Please select each line in the rows below that contains the string "annotation".

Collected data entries
- - - -

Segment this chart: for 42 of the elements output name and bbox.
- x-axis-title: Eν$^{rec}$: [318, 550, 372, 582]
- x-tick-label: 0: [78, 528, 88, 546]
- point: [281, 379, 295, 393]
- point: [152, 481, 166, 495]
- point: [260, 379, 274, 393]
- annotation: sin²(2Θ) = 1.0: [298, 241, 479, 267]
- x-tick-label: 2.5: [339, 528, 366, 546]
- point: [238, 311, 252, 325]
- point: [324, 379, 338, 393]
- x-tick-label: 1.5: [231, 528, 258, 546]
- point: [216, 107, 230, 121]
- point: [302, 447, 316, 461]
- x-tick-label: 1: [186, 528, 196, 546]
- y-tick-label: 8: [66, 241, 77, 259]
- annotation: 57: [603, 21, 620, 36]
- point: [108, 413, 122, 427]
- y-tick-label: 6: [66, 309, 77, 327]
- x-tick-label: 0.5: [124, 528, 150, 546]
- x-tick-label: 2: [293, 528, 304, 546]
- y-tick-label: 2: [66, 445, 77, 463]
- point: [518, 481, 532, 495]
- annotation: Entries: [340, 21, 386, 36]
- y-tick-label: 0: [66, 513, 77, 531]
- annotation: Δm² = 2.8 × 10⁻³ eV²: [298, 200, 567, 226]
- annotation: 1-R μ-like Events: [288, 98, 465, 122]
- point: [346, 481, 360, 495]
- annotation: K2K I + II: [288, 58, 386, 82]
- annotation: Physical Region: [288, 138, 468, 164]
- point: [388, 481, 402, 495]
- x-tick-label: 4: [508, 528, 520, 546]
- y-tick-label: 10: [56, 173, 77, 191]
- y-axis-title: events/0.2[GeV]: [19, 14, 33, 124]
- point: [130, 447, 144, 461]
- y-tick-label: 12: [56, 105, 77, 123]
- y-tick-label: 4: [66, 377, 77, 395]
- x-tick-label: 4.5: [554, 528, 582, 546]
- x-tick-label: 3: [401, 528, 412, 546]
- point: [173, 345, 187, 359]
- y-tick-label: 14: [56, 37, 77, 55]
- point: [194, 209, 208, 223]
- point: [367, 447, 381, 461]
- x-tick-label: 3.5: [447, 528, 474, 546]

- - - -

Reply
- annotation: sin²(2Θ) = 1.0: [298, 241, 479, 267]
- annotation: 57: [603, 21, 620, 36]
- annotation: Entries: [340, 21, 386, 36]
- annotation: Δm² = 2.8 × 10⁻³ eV²: [298, 200, 567, 226]
- annotation: 1-R μ-like Events: [288, 98, 465, 122]
- annotation: K2K I + II: [288, 58, 386, 82]
- annotation: Physical Region: [288, 138, 468, 164]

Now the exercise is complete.